Dataset records:
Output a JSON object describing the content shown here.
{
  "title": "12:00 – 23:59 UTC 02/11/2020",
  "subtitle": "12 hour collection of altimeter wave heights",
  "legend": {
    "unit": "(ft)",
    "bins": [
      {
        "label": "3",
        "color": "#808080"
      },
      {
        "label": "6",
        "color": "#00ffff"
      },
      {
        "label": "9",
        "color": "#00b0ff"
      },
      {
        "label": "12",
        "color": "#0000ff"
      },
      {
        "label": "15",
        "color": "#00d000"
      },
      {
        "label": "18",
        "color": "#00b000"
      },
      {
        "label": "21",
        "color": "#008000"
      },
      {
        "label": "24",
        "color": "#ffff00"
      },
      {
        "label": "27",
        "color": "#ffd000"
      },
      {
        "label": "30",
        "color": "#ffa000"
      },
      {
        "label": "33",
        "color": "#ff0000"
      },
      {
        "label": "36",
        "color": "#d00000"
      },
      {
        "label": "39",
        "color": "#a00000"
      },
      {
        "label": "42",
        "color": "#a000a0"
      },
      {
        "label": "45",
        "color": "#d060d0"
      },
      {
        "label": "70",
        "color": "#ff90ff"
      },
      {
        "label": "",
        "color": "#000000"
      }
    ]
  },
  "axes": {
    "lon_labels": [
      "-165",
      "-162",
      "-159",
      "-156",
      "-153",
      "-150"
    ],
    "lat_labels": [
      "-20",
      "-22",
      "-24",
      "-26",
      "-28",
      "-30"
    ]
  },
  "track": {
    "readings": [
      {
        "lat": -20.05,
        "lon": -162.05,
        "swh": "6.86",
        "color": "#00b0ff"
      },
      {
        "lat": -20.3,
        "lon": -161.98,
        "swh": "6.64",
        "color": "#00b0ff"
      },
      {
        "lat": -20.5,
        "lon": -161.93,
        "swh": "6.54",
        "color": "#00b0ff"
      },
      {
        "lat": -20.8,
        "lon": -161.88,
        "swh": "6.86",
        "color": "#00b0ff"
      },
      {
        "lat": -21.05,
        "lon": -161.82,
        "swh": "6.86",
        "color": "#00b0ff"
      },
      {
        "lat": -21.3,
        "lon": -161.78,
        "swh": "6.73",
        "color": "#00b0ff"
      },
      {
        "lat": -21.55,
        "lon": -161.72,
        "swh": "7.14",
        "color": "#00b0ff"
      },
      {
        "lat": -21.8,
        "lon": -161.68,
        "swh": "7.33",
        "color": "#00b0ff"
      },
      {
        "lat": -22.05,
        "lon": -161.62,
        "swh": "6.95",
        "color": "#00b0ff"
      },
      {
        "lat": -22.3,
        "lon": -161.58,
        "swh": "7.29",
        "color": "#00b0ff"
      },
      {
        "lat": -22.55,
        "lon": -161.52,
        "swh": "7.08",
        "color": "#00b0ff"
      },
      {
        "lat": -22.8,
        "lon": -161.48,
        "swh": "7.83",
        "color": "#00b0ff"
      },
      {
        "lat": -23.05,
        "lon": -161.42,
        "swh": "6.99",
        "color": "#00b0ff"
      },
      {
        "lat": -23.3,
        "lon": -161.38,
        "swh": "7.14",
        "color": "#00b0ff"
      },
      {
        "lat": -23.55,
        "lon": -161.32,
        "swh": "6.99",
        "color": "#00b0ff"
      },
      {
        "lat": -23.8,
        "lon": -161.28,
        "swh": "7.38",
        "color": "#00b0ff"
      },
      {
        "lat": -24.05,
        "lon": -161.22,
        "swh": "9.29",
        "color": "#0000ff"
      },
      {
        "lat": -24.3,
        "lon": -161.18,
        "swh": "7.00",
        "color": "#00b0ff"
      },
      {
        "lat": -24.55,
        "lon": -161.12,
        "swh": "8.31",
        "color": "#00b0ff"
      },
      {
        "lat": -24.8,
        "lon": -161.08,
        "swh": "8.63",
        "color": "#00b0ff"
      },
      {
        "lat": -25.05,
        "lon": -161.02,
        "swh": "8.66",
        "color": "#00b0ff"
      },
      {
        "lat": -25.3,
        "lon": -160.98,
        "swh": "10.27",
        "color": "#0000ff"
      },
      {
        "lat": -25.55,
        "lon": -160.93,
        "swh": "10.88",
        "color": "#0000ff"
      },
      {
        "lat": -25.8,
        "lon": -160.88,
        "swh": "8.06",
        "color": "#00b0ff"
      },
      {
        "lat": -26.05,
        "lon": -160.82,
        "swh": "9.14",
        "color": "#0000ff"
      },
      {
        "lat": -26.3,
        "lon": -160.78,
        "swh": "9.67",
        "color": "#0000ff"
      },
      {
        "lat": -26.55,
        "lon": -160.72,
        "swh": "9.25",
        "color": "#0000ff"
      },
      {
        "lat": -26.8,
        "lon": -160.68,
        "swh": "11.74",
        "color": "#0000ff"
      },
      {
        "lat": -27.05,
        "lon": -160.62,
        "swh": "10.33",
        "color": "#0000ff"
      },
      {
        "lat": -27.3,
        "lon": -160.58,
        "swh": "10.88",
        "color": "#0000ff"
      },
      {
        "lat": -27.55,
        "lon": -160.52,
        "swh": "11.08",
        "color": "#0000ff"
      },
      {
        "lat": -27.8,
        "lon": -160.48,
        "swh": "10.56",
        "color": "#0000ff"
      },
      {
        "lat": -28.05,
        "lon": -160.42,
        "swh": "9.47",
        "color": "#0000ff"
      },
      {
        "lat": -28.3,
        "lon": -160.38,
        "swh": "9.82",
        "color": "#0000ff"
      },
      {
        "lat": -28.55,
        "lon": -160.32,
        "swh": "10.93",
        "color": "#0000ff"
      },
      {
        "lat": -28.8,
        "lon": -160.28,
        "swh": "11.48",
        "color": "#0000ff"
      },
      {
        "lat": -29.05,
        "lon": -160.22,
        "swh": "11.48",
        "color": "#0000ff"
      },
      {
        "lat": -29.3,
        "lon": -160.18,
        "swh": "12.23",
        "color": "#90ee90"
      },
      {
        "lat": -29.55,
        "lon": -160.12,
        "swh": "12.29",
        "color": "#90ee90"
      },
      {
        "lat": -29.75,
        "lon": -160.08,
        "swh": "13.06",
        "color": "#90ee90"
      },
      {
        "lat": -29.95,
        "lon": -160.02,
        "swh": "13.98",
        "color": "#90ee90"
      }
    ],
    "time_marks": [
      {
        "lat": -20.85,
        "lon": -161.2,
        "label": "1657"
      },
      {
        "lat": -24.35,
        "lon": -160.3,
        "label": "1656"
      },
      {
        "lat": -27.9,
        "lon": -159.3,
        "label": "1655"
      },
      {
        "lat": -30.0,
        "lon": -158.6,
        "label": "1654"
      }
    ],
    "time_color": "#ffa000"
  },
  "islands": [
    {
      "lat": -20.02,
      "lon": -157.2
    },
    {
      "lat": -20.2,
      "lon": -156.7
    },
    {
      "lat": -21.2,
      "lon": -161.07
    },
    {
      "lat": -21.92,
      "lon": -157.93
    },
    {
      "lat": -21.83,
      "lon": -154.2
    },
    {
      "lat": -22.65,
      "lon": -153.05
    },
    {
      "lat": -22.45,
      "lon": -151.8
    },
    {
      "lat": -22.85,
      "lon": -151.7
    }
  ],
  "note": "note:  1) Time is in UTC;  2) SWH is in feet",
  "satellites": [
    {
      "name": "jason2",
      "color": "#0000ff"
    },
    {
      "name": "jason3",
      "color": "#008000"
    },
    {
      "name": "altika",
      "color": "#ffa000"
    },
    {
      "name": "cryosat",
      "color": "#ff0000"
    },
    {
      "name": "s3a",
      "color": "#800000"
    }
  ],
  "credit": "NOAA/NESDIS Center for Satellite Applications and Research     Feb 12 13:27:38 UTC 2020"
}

What you will do: All of the data above should be transcribed exactly.

Response to the task:
Output a JSON object describing the content shown here.
{
  "title": "12:00 – 23:59 UTC 02/11/2020",
  "subtitle": "12 hour collection of altimeter wave heights",
  "legend": {
    "unit": "(ft)",
    "bins": [
      {
        "label": "3",
        "color": "#808080"
      },
      {
        "label": "6",
        "color": "#00ffff"
      },
      {
        "label": "9",
        "color": "#00b0ff"
      },
      {
        "label": "12",
        "color": "#0000ff"
      },
      {
        "label": "15",
        "color": "#00d000"
      },
      {
        "label": "18",
        "color": "#00b000"
      },
      {
        "label": "21",
        "color": "#008000"
      },
      {
        "label": "24",
        "color": "#ffff00"
      },
      {
        "label": "27",
        "color": "#ffd000"
      },
      {
        "label": "30",
        "color": "#ffa000"
      },
      {
        "label": "33",
        "color": "#ff0000"
      },
      {
        "label": "36",
        "color": "#d00000"
      },
      {
        "label": "39",
        "color": "#a00000"
      },
      {
        "label": "42",
        "color": "#a000a0"
      },
      {
        "label": "45",
        "color": "#d060d0"
      },
      {
        "label": "70",
        "color": "#ff90ff"
      },
      {
        "label": "",
        "color": "#000000"
      }
    ]
  },
  "axes": {
    "lon_labels": [
      "-165",
      "-162",
      "-159",
      "-156",
      "-153",
      "-150"
    ],
    "lat_labels": [
      "-20",
      "-22",
      "-24",
      "-26",
      "-28",
      "-30"
    ]
  },
  "track": {
    "readings": [
      {
        "lat": -20.05,
        "lon": -162.05,
        "swh": "6.86",
        "color": "#00b0ff"
      },
      {
        "lat": -20.3,
        "lon": -161.98,
        "swh": "6.64",
        "color": "#00b0ff"
      },
      {
        "lat": -20.5,
        "lon": -161.93,
        "swh": "6.54",
        "color": "#00b0ff"
      },
      {
        "lat": -20.8,
        "lon": -161.88,
        "swh": "6.86",
        "color": "#00b0ff"
      },
      {
        "lat": -21.05,
        "lon": -161.82,
        "swh": "6.86",
        "color": "#00b0ff"
      },
      {
        "lat": -21.3,
        "lon": -161.78,
        "swh": "6.73",
        "color": "#00b0ff"
      },
      {
        "lat": -21.55,
        "lon": -161.72,
        "swh": "7.14",
        "color": "#00b0ff"
      },
      {
        "lat": -21.8,
        "lon": -161.68,
        "swh": "7.33",
        "color": "#00b0ff"
      },
      {
        "lat": -22.05,
        "lon": -161.62,
        "swh": "6.95",
        "color": "#00b0ff"
      },
      {
        "lat": -22.3,
        "lon": -161.58,
        "swh": "7.29",
        "color": "#00b0ff"
      },
      {
        "lat": -22.55,
        "lon": -161.52,
        "swh": "7.08",
        "color": "#00b0ff"
      },
      {
        "lat": -22.8,
        "lon": -161.48,
        "swh": "7.83",
        "color": "#00b0ff"
      },
      {
        "lat": -23.05,
        "lon": -161.42,
        "swh": "6.99",
        "color": "#00b0ff"
      },
      {
        "lat": -23.3,
        "lon": -161.38,
        "swh": "7.14",
        "color": "#00b0ff"
      },
      {
        "lat": -23.55,
        "lon": -161.32,
        "swh": "6.99",
        "color": "#00b0ff"
      },
      {
        "lat": -23.8,
        "lon": -161.28,
        "swh": "7.38",
        "color": "#00b0ff"
      },
      {
        "lat": -24.05,
        "lon": -161.22,
        "swh": "9.29",
        "color": "#0000ff"
      },
      {
        "lat": -24.3,
        "lon": -161.18,
        "swh": "7.00",
        "color": "#00b0ff"
      },
      {
        "lat": -24.55,
        "lon": -161.12,
        "swh": "8.31",
        "color": "#00b0ff"
      },
      {
        "lat": -24.8,
        "lon": -161.08,
        "swh": "8.63",
        "color": "#00b0ff"
      },
      {
        "lat": -25.05,
        "lon": -161.02,
        "swh": "8.66",
        "color": "#00b0ff"
      },
      {
        "lat": -25.3,
        "lon": -160.98,
        "swh": "10.27",
        "color": "#0000ff"
      },
      {
        "lat": -25.55,
        "lon": -160.93,
        "swh": "10.88",
        "color": "#0000ff"
      },
      {
        "lat": -25.8,
        "lon": -160.88,
        "swh": "8.06",
        "color": "#00b0ff"
      },
      {
        "lat": -26.05,
        "lon": -160.82,
        "swh": "9.14",
        "color": "#0000ff"
      },
      {
        "lat": -26.3,
        "lon": -160.78,
        "swh": "9.67",
        "color": "#0000ff"
      },
      {
        "lat": -26.55,
        "lon": -160.72,
        "swh": "9.25",
        "color": "#0000ff"
      },
      {
        "lat": -26.8,
        "lon": -160.68,
        "swh": "11.74",
        "color": "#0000ff"
      },
      {
        "lat": -27.05,
        "lon": -160.62,
        "swh": "10.33",
        "color": "#0000ff"
      },
      {
        "lat": -27.3,
        "lon": -160.58,
        "swh": "10.88",
        "color": "#0000ff"
      },
      {
        "lat": -27.55,
        "lon": -160.52,
        "swh": "11.08",
        "color": "#0000ff"
      },
      {
        "lat": -27.8,
        "lon": -160.48,
        "swh": "10.56",
        "color": "#0000ff"
      },
      {
        "lat": -28.05,
        "lon": -160.42,
        "swh": "9.47",
        "color": "#0000ff"
      },
      {
        "lat": -28.3,
        "lon": -160.38,
        "swh": "9.82",
        "color": "#0000ff"
      },
      {
        "lat": -28.55,
        "lon": -160.32,
        "swh": "10.93",
        "color": "#0000ff"
      },
      {
        "lat": -28.8,
        "lon": -160.28,
        "swh": "11.48",
        "color": "#0000ff"
      },
      {
        "lat": -29.05,
        "lon": -160.22,
        "swh": "11.48",
        "color": "#0000ff"
      },
      {
        "lat": -29.3,
        "lon": -160.18,
        "swh": "12.23",
        "color": "#90ee90"
      },
      {
        "lat": -29.55,
        "lon": -160.12,
        "swh": "12.29",
        "color": "#90ee90"
      },
      {
        "lat": -29.75,
        "lon": -160.08,
        "swh": "13.06",
        "color": "#90ee90"
      },
      {
        "lat": -29.95,
        "lon": -160.02,
        "swh": "13.98",
        "color": "#90ee90"
      }
    ],
    "time_marks": [
      {
        "lat": -20.85,
        "lon": -161.2,
        "label": "1657"
      },
      {
        "lat": -24.35,
        "lon": -160.3,
        "label": "1656"
      },
      {
        "lat": -27.9,
        "lon": -159.3,
        "label": "1655"
      },
      {
        "lat": -30.0,
        "lon": -158.6,
        "label": "1654"
      }
    ],
    "time_color": "#ffa000"
  },
  "islands": [
    {
      "lat": -20.02,
      "lon": -157.2
    },
    {
      "lat": -20.2,
      "lon": -156.7
    },
    {
      "lat": -21.2,
      "lon": -161.07
    },
    {
      "lat": -21.92,
      "lon": -157.93
    },
    {
      "lat": -21.83,
      "lon": -154.2
    },
    {
      "lat": -22.65,
      "lon": -153.05
    },
    {
      "lat": -22.45,
      "lon": -151.8
    },
    {
      "lat": -22.85,
      "lon": -151.7
    }
  ],
  "note": "note:  1) Time is in UTC;  2) SWH is in feet",
  "satellites": [
    {
      "name": "jason2",
      "color": "#0000ff"
    },
    {
      "name": "jason3",
      "color": "#008000"
    },
    {
      "name": "altika",
      "color": "#ffa000"
    },
    {
      "name": "cryosat",
      "color": "#ff0000"
    },
    {
      "name": "s3a",
      "color": "#800000"
    }
  ],
  "credit": "NOAA/NESDIS Center for Satellite Applications and Research     Feb 12 13:27:38 UTC 2020"
}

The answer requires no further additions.